WORK TO DO> Extend the article on the practical applications of an aviation safety management system, picking up after its final sentence.

QUOTED TEXT>
Saturday, August 20, 2022

The Practical Applications of SMS

The Practical Applications of SMS 

By OffRoadPilots

The Safety Management System (SMS) for aviation is a practical system to lead personnel, manage equipment and validate operational design for improved performance above the safety risk level bar. The bar is always set at an acceptable risk level. This level may vary with size and complexity of an organization, prior experience and accepted practices, risk analysis and justification, or simply by arbitrary lines drawn-in-the-sand. There are no rules within a safety management system of what reasoning to use to establish the level of the safety risk bar. One reason could be that we always did it this way, or another reason could be to do what is least stressful and creating less of a workload.  

There are regulatory requirements for a safety management system to include a safety policy, a process for setting goals and attainment of those goals, a process for identifying hazards and managing the associated risks, a process for training personnel and that they are competent to perform duties, a process for reporting and analyzing hazards, incidents and accidents and for taking corrective actions,  a document containing all SMS processes and a process, a quality assurance program, a process for conducting periodic audits and any additional requirements for the SMS to function as intended. Regulatory requirements are applied to a static operation, where there is no aircraft movement or airside operations. Certificates are issues based on expected performance and maintained based on past performance. A practical application of the SMS comes into play when operations are alive. 

If the SMS seems to be overwhelming and practically unreachable objectives and goals, it is a simple solution to move to the Some-Day-Island. On the Some-Day-Island there is no accountability, no responsibility, the island is isolated, there is unlimited safety, it is a perfect place to make excuses and there are no reasons to get up and work with initiatives. Since the Some-Day-Island is located within a personality and not an actual geo-location, there are some traits that recognizes a person living on this island. They would paint a picture of an elephant in the room that is the cause for all their failures. They see all activities to make changes as useless and waist of time and that there is nothing else to learn, since they already know all that there is to know. A person living on the Some-Day-Island expect their organization, being airline or airport, to be in top-notch condition, but still slumbers on the island hoping that someone else, and often someone they don’t know, will take initiative to get them into the top-notch-condition. Living on the Some-Day-Island is a hazardous place, but it is also the place where everything is played safe.    


A misconception often assumed by the Accountable Executive (AE) is that the primary task of an SMS is to complete the check boxes for regulatory compliance. While it is true that the check boxes must be completed for tracking and data-points purposes, this task is incidental to operational tasks preceding the checkbox entries. The primary task is to complete a task that conforms to regulatory requirements. An effective SMS has established regulatory compliance for each individual task within the system. These tasks are monitored, checkboxes completed and by the end of the day their required daily quality control system is completed.

MATERIAL SUPPLIED>
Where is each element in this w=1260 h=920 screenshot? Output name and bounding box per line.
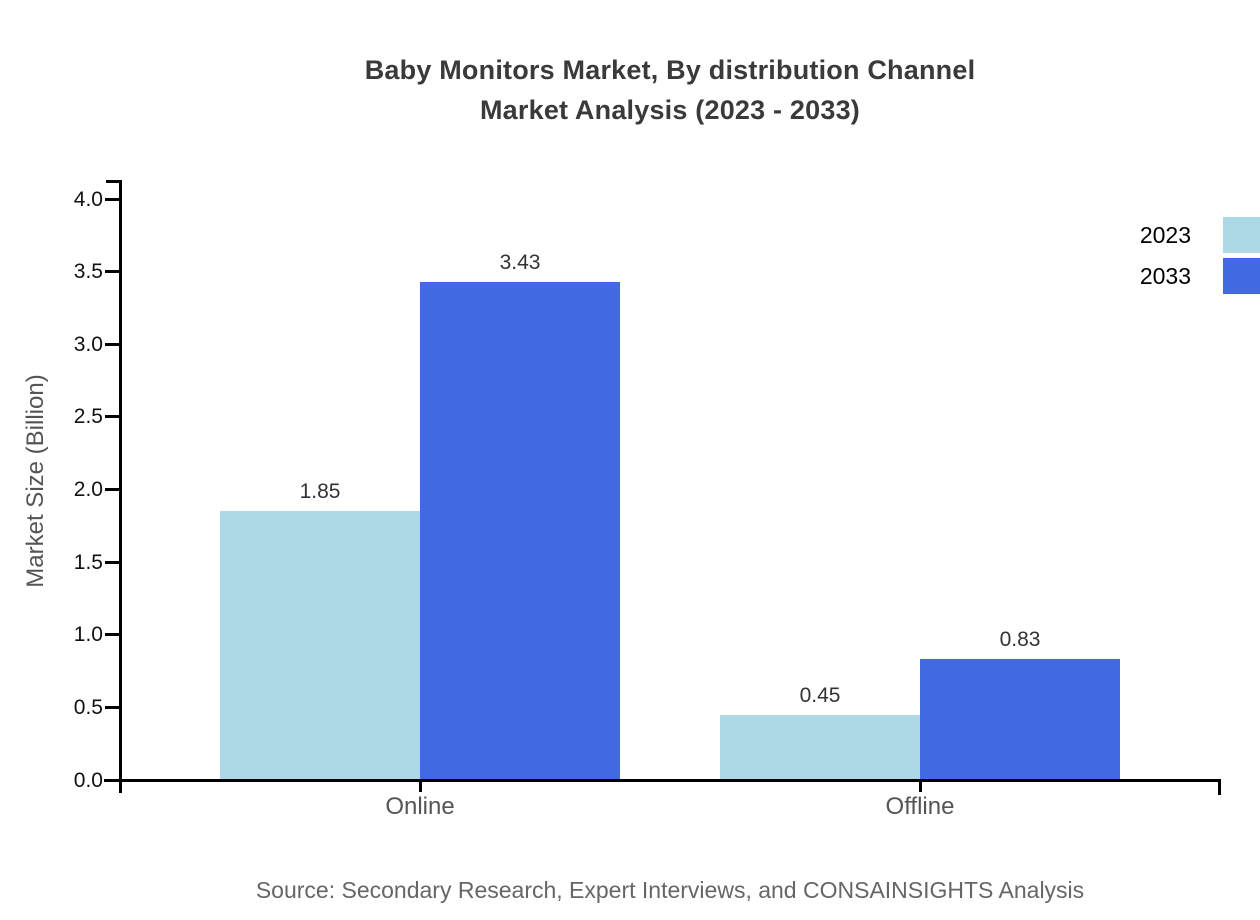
y-tick-label-2.5: 2.5 bbox=[73, 405, 103, 429]
y-tick-mark-1.5 bbox=[105, 560, 119, 564]
y-tick-mark-0.5 bbox=[105, 705, 119, 709]
legend-swatch-2033 bbox=[1223, 258, 1260, 294]
y-tick-label-1.5: 1.5 bbox=[73, 550, 103, 574]
x-axis-end-cap bbox=[1218, 779, 1221, 795]
y-tick-mark-2.0 bbox=[105, 488, 119, 491]
legend-label-2023: 2023 bbox=[1139, 221, 1191, 248]
y-tick-label-1.0: 1.0 bbox=[73, 623, 103, 647]
bar-offline-2033 bbox=[920, 659, 1120, 780]
legend-item-2023: 2023 bbox=[1140, 217, 1260, 253]
x-tick-mark-online bbox=[418, 782, 422, 792]
legend: 2023 2033 bbox=[1140, 217, 1260, 294]
x-tick-mark-offline bbox=[918, 782, 922, 792]
x-axis-label-offline: Offline bbox=[885, 793, 955, 820]
source-note: Source: Secondary Research, Expert Inter… bbox=[255, 877, 1085, 903]
y-tick-label-3.5: 3.5 bbox=[73, 260, 103, 284]
bar-online-2023 bbox=[220, 511, 420, 780]
y-axis-line bbox=[119, 180, 122, 793]
y-tick-mark-1.0 bbox=[105, 633, 119, 637]
y-tick-mark-3.5 bbox=[105, 270, 119, 274]
bar-offline-2023 bbox=[720, 714, 920, 780]
chart-title-line2: Market Analysis (2023 - 2033) bbox=[479, 95, 860, 125]
y-tick-label-4.0: 4.0 bbox=[73, 187, 103, 211]
bar-value-label-online-2033: 3.43 bbox=[499, 250, 541, 274]
y-tick-label-0.5: 0.5 bbox=[73, 695, 103, 719]
bar-online-2033 bbox=[420, 281, 620, 780]
bar-value-label-offline-2023: 0.45 bbox=[799, 683, 841, 707]
y-tick-label-0.0: 0.0 bbox=[73, 768, 103, 792]
y-axis-top-cap bbox=[106, 180, 122, 183]
legend-item-2033: 2033 bbox=[1140, 258, 1260, 294]
bar-value-label-online-2023: 1.85 bbox=[299, 480, 341, 504]
y-tick-mark-4.0 bbox=[105, 197, 119, 201]
bar-value-label-offline-2033: 0.83 bbox=[999, 628, 1041, 652]
y-tick-mark-2.5 bbox=[105, 415, 119, 419]
x-axis-line bbox=[104, 779, 1221, 782]
legend-swatch-2023 bbox=[1223, 217, 1260, 253]
legend-label-2033: 2033 bbox=[1139, 262, 1191, 289]
x-axis-label-online: Online bbox=[385, 793, 455, 820]
y-tick-mark-3.0 bbox=[105, 342, 119, 346]
y-tick-label-3.0: 3.0 bbox=[73, 332, 103, 356]
chart-title: Baby Monitors Market, By distribution Ch… bbox=[120, 50, 1220, 130]
chart-title-line1: Baby Monitors Market, By distribution Ch… bbox=[364, 55, 976, 85]
y-tick-label-2.0: 2.0 bbox=[73, 478, 103, 501]
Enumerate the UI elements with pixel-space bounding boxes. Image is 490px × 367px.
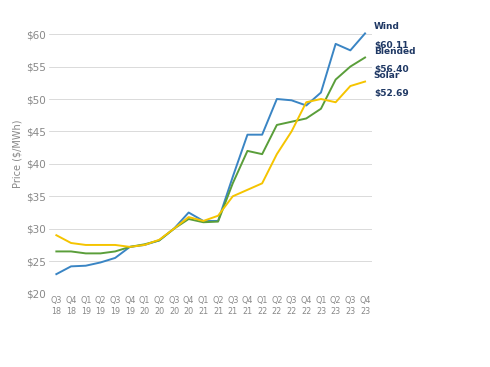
Text: $60.11: $60.11 [374, 41, 408, 50]
Text: Solar: Solar [374, 70, 400, 80]
Text: $52.69: $52.69 [374, 89, 409, 98]
Text: Blended: Blended [374, 47, 416, 55]
Y-axis label: Price ($/MWh): Price ($/MWh) [12, 120, 22, 188]
Text: $56.40: $56.40 [374, 65, 409, 74]
Text: Wind: Wind [374, 22, 400, 32]
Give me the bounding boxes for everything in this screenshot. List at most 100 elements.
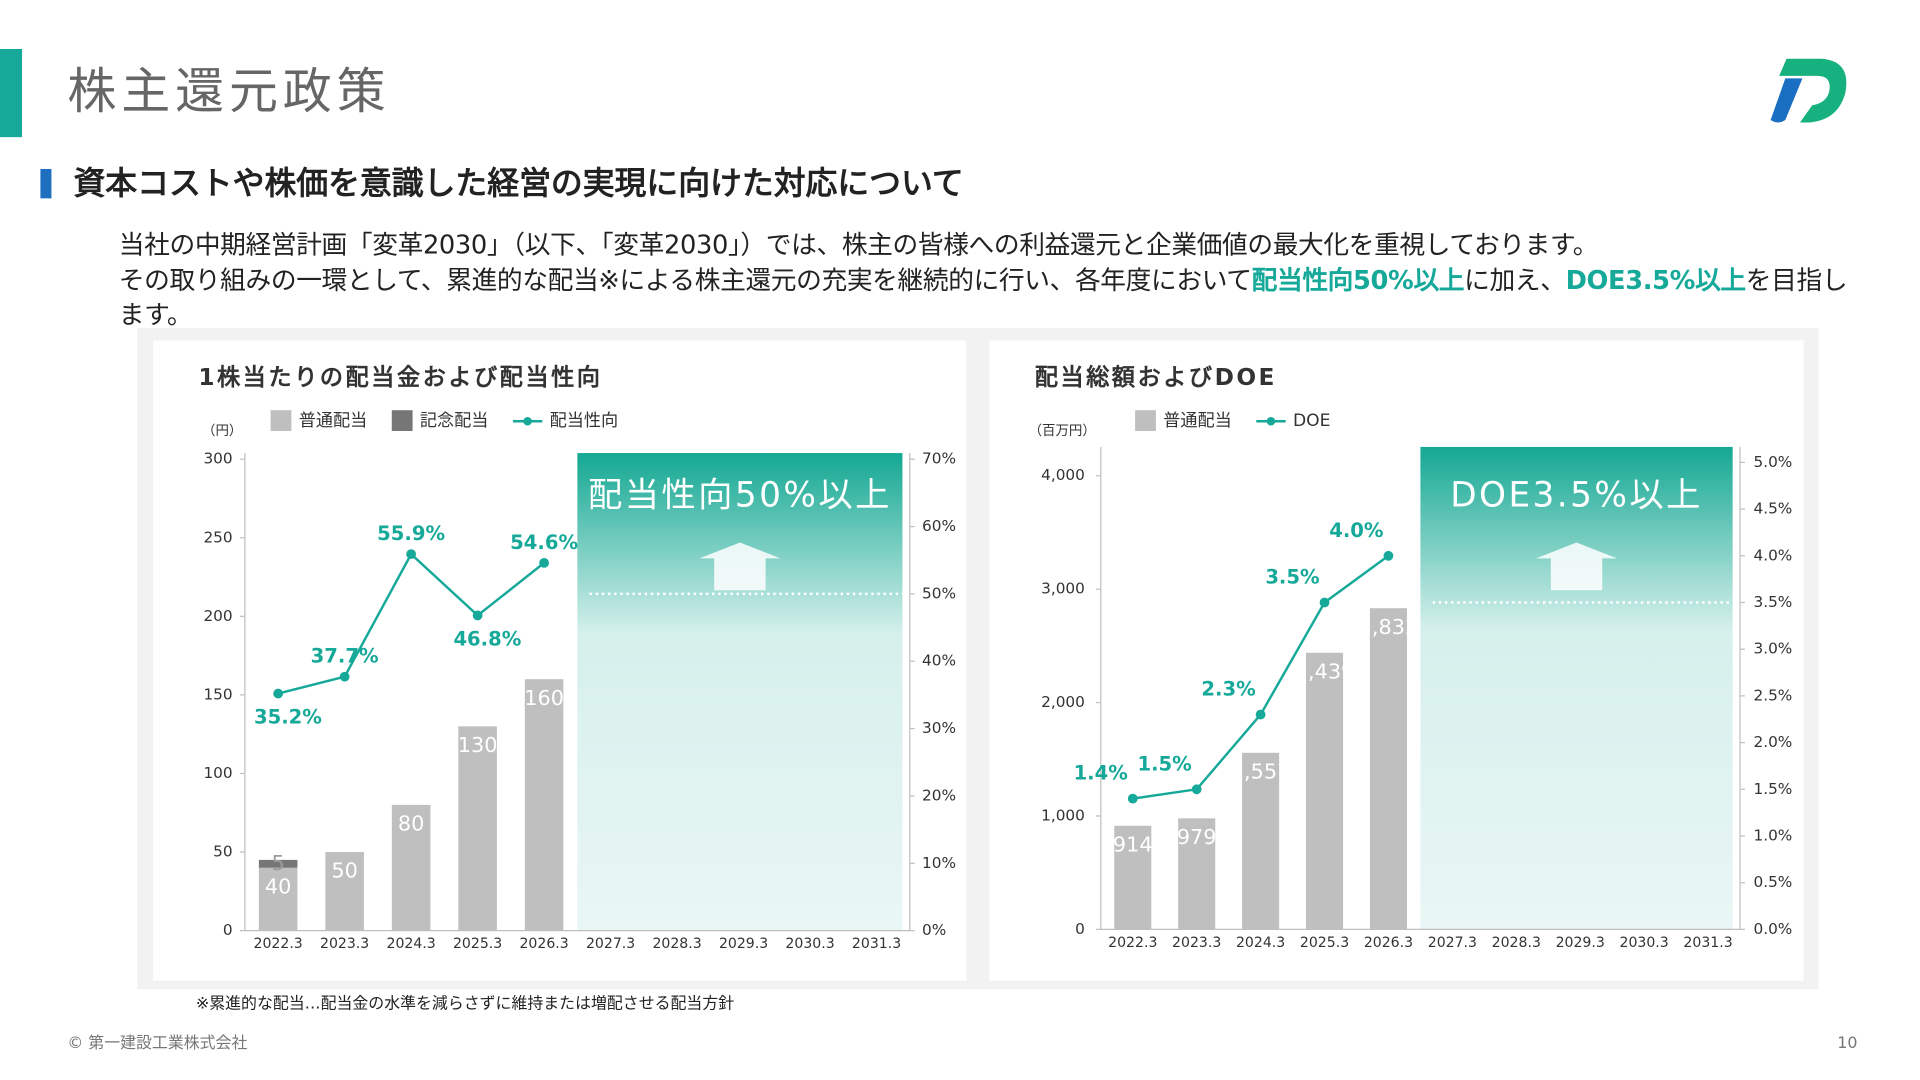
bar xyxy=(1305,652,1344,930)
y-tick-label: 0 xyxy=(223,921,233,939)
y2-tick-label: 20% xyxy=(922,786,956,804)
goal-arrow xyxy=(1536,542,1617,591)
bar xyxy=(1114,825,1152,930)
line-value-label: 3.5% xyxy=(1265,566,1319,589)
page-number: 10 xyxy=(1837,1033,1857,1052)
x-tick-label: 2027.3 xyxy=(586,936,635,952)
bar-value-label: 50 xyxy=(331,859,357,883)
subtitle-marker xyxy=(40,168,52,199)
y2-tick-label: 0% xyxy=(922,921,946,939)
x-tick-label: 2026.3 xyxy=(519,936,568,952)
paragraph: 当社の中期経営計画「変革2030」（以下、「変革2030」）では、株主の皆様への… xyxy=(119,228,1864,263)
line-marker xyxy=(1191,784,1202,795)
legend-label: 普通配当 xyxy=(299,411,367,431)
goal-region xyxy=(1420,446,1733,930)
bar-value-label: 914 xyxy=(1113,832,1153,856)
body-text: 当社の中期経営計画「変革2030」（以下、「変革2030」）では、株主の皆様への… xyxy=(119,228,1864,333)
y-tick-label: 50 xyxy=(213,843,232,861)
bar xyxy=(1369,608,1407,930)
line-value-label: 1.4% xyxy=(1074,762,1128,785)
body-text-segment: 当社の中期経営計画「変革2030」（以下、「変革2030」）では、株主の皆様への… xyxy=(118,230,1599,260)
x-tick-label: 2024.3 xyxy=(1236,935,1285,951)
y-tick-label: 3,000 xyxy=(1041,580,1085,598)
goal-arrow xyxy=(699,542,781,591)
y2-tick-label: 70% xyxy=(922,450,956,468)
x-tick-label: 2028.3 xyxy=(1492,935,1541,951)
title-accent xyxy=(0,48,23,138)
line-value-label: 46.8% xyxy=(453,627,521,650)
line-marker xyxy=(339,671,350,682)
bar-value-label: 40 xyxy=(265,874,291,898)
y-tick-label: 200 xyxy=(203,607,232,625)
x-tick-label: 2029.3 xyxy=(1556,935,1605,951)
y-tick-label: 2,000 xyxy=(1041,693,1085,711)
legend-label: 配当性向 xyxy=(550,411,619,431)
line-marker xyxy=(472,610,483,621)
line-value-label: 2.3% xyxy=(1201,678,1255,701)
line-marker xyxy=(1127,793,1138,804)
body-text-segment: を目指します。 xyxy=(118,265,1848,330)
bar xyxy=(325,852,364,931)
legend-label: DOE xyxy=(1293,411,1331,431)
x-tick-label: 2025.3 xyxy=(1300,935,1349,951)
bar-value-label: 130 xyxy=(458,733,498,757)
y2-tick-label: 0.5% xyxy=(1753,873,1792,891)
y2-tick-label: 4.0% xyxy=(1753,546,1792,564)
chart-title: 配当総額およびDOE xyxy=(1035,364,1277,391)
x-tick-label: 2023.3 xyxy=(1172,935,1221,951)
bar-value-label: 2,439 xyxy=(1295,659,1355,683)
y-tick-label: 4,000 xyxy=(1041,466,1085,484)
x-tick-label: 2024.3 xyxy=(386,936,435,952)
legend-swatch xyxy=(391,410,413,432)
bar xyxy=(258,859,298,868)
y2-tick-label: 3.0% xyxy=(1753,640,1792,658)
chart: 1株当たりの配当金および配当性向 （円） 普通配当 記念配当 配当性向配当性向50%以上… xyxy=(153,340,967,981)
line-marker xyxy=(273,688,284,699)
bar xyxy=(1178,818,1216,930)
bar xyxy=(1242,752,1280,930)
legend-label: 記念配当 xyxy=(420,411,488,431)
bar xyxy=(458,726,497,931)
line-value-label: 35.2% xyxy=(254,706,322,729)
line-marker xyxy=(406,549,417,560)
legend-marker xyxy=(1266,416,1276,426)
subtitle: 資本コストや株価を意識した経営の実現に向けた対応について xyxy=(73,164,963,202)
bar-value-label: 979 xyxy=(1177,825,1217,849)
legend-marker xyxy=(523,416,532,426)
y-axis-unit: （円） xyxy=(202,424,242,439)
x-tick-label: 2030.3 xyxy=(785,936,834,952)
y2-tick-label: 50% xyxy=(922,584,956,602)
bar xyxy=(524,679,564,931)
x-tick-label: 2026.3 xyxy=(1364,935,1413,951)
bar-value-label: 2,832 xyxy=(1359,615,1419,639)
bar xyxy=(258,867,298,931)
x-tick-label: 2031.3 xyxy=(852,936,901,952)
footnote: ※累進的な配当…配当金の水準を減らさずに維持または増配させる配当方針 xyxy=(196,994,734,1013)
x-tick-label: 2022.3 xyxy=(254,936,303,952)
logo xyxy=(1770,58,1847,123)
y-tick-label: 1,000 xyxy=(1041,806,1085,824)
slide-title: 株主還元政策 xyxy=(67,63,390,120)
y-tick-label: 250 xyxy=(203,528,232,546)
bar-value-label: 160 xyxy=(524,686,564,710)
x-tick-label: 2030.3 xyxy=(1619,935,1668,951)
logo-blue xyxy=(1770,78,1803,123)
legend-label: 普通配当 xyxy=(1163,411,1232,431)
y2-tick-label: 1.5% xyxy=(1753,780,1792,798)
line-marker xyxy=(539,558,549,568)
x-tick-label: 2025.3 xyxy=(453,936,502,952)
line-marker xyxy=(1383,550,1394,561)
x-tick-label: 2023.3 xyxy=(320,936,369,952)
legend-swatch xyxy=(270,410,292,432)
goal-annotation: DOE3.5%以上 xyxy=(1450,476,1703,516)
body-container: 当社の中期経営計画「変革2030」（以下、「変革2030」）では、株主の皆様への… xyxy=(119,228,1864,333)
x-tick-label: 2027.3 xyxy=(1428,935,1477,951)
x-tick-label: 2028.3 xyxy=(652,936,701,952)
line-marker xyxy=(1255,709,1266,720)
logo-green xyxy=(1779,58,1847,123)
y2-tick-label: 3.5% xyxy=(1753,593,1792,611)
y2-tick-label: 5.0% xyxy=(1753,453,1792,471)
y-tick-label: 150 xyxy=(203,685,232,703)
chart: 配当総額およびDOE （百万円） 普通配当 DOE DOE3.5%以上 0 1,000 2,0… xyxy=(989,340,1804,981)
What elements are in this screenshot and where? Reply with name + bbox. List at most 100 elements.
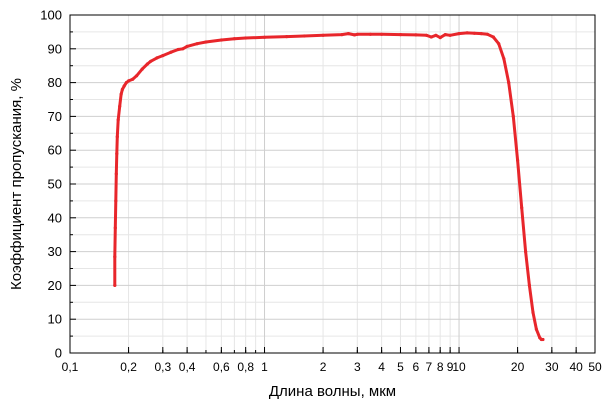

REPLY TO THE EXERCISE>
The practical application of an SMS are the acceptable practices. An acceptable practice may be a written procedure to adhere to, or an unwritten acceptable practice that has taken form over time as a reliable and practical process. Aerial tankers, waterbomber and forest fires air suppression are examples when unwritten and acceptable practices take over and applied within a safety management system. When SMS takes control, practical application of the SMS becomes paramount. An aerodrome means any area of land, water (including the frozen surface thereof) or other supporting surface used, designed, prepared, equipped or set apart for use either in whole or in part for the arrival, departure, movement or servicing of aircraft and includes any buildings, installations and equipment situated thereon or associated therewith. In layman’s term, an aerodrome is anywhere an aircraft, including drones, operates.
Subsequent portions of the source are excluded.